start RECORDS FOR THE EXERCISE
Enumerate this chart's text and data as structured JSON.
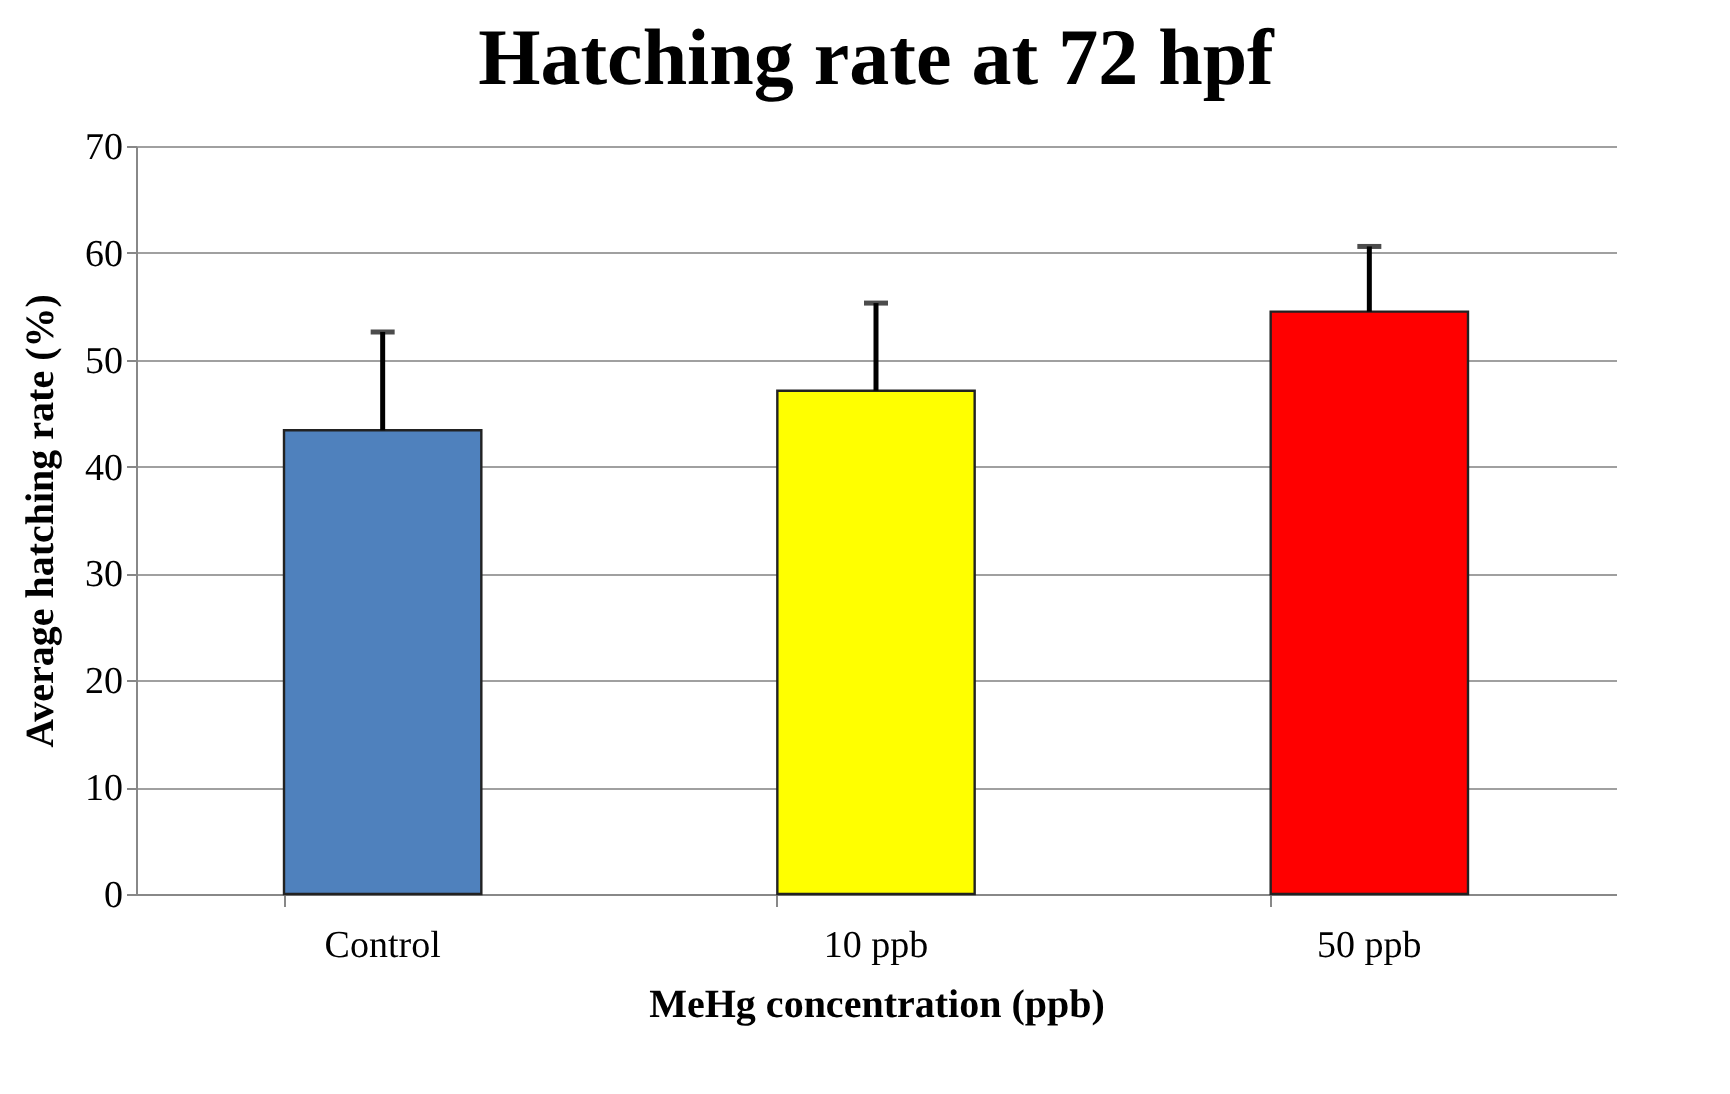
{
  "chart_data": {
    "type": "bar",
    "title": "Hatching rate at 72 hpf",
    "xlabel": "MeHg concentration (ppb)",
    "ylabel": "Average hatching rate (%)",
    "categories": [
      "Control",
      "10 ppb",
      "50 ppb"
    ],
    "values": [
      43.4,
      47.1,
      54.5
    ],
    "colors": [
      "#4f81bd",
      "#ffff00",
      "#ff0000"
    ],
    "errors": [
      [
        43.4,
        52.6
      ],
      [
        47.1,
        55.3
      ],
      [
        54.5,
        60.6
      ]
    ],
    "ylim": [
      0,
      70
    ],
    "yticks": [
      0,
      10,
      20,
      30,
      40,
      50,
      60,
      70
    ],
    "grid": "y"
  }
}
end RECORDS FOR THE EXERCISE
start RECORDS FOR THE EXERCISE
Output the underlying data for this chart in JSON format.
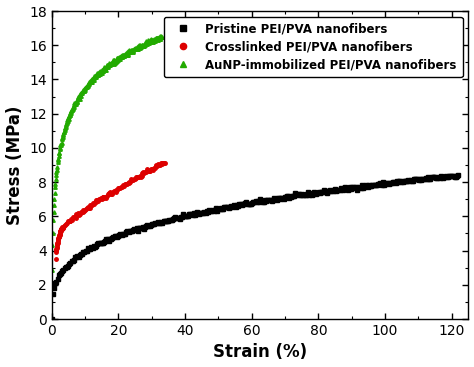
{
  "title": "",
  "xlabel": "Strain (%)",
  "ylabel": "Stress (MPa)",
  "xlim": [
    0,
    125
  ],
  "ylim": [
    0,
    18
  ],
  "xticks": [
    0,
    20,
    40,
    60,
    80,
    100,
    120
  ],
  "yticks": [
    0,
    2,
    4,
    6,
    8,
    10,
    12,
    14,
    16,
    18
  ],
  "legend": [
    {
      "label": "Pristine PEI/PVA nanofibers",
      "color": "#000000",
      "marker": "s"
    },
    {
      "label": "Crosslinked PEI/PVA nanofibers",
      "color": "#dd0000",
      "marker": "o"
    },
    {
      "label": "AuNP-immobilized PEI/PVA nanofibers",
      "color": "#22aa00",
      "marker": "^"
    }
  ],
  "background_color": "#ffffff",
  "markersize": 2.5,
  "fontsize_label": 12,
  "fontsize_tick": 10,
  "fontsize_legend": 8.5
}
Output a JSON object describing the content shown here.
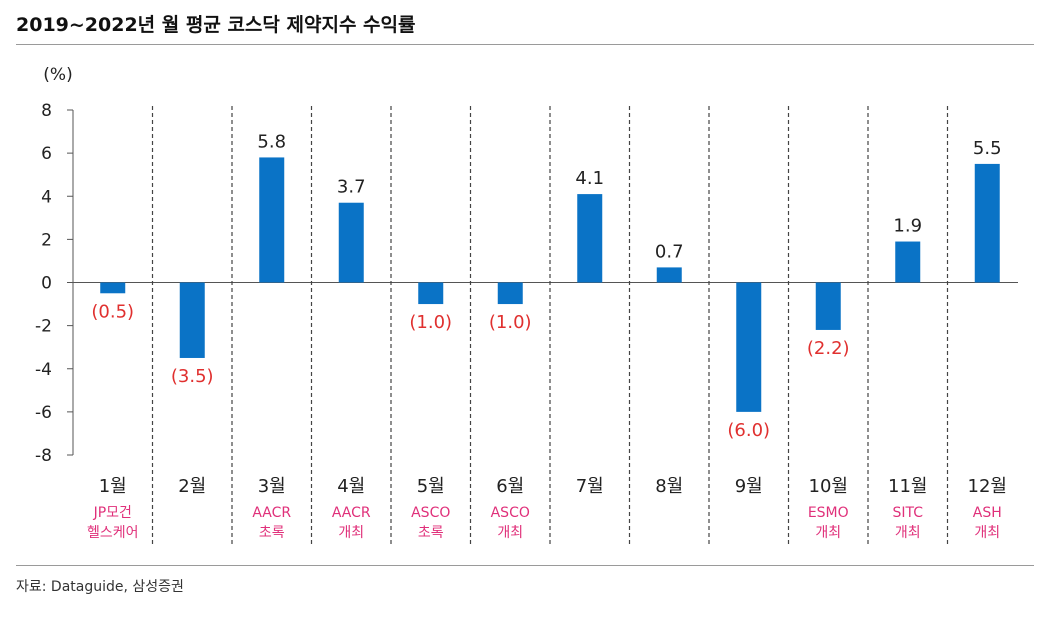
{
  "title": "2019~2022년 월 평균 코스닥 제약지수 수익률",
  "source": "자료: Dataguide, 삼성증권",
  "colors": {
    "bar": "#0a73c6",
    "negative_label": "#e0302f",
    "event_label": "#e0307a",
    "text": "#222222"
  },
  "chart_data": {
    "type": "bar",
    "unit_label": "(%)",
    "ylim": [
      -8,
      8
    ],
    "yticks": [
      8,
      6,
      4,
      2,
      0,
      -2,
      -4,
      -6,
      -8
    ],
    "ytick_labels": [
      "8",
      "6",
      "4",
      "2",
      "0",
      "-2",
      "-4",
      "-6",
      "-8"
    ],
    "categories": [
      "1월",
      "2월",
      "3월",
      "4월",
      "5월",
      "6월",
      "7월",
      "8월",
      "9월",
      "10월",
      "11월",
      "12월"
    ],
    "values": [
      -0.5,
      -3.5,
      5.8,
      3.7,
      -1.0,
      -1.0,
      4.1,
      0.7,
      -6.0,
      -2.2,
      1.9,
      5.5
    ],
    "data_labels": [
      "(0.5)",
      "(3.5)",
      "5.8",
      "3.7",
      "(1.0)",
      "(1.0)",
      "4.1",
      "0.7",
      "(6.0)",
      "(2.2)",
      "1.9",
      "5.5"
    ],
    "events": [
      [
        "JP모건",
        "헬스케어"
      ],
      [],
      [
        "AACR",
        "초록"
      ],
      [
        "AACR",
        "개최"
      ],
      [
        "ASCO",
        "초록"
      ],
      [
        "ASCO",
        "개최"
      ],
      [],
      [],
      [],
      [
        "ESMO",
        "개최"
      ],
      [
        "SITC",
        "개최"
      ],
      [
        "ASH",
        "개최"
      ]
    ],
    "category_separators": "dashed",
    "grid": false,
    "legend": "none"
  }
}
end RECORDS FOR THE EXERCISE
start RECORDS FOR THE EXERCISE
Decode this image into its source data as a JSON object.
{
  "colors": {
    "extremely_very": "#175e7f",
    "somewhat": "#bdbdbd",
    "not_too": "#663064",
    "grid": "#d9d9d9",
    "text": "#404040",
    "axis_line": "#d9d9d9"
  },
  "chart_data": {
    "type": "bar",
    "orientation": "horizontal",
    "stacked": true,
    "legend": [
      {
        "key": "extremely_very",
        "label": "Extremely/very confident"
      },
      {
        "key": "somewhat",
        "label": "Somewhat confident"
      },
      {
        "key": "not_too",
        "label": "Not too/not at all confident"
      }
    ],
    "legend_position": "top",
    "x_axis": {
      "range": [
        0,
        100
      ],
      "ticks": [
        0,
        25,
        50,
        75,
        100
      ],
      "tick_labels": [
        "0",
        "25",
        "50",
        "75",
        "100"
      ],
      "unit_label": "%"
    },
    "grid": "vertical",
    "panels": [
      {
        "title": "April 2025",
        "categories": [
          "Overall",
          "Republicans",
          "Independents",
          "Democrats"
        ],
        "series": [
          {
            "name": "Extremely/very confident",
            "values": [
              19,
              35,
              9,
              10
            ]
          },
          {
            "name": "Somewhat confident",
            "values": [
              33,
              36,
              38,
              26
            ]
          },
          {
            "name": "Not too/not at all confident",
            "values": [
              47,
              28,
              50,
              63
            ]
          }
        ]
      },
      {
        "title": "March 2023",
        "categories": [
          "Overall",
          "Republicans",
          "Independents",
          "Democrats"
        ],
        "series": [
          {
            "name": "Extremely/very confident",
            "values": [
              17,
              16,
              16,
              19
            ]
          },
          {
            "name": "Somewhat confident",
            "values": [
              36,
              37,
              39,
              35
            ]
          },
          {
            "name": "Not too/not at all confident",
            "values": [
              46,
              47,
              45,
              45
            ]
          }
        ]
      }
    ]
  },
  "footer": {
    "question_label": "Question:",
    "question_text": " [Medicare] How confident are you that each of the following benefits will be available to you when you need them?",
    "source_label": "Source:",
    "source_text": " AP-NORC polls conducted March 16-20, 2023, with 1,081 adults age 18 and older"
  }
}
end RECORDS FOR THE EXERCISE
- PROBLEM REQUIREMENTS: Pull out every line in the data above that has the word "ylabel".

- SOLVED EXERCISE:
    "ylabel": "Average hatching rate (%)",
  "ylabel": "Stress (MPa)",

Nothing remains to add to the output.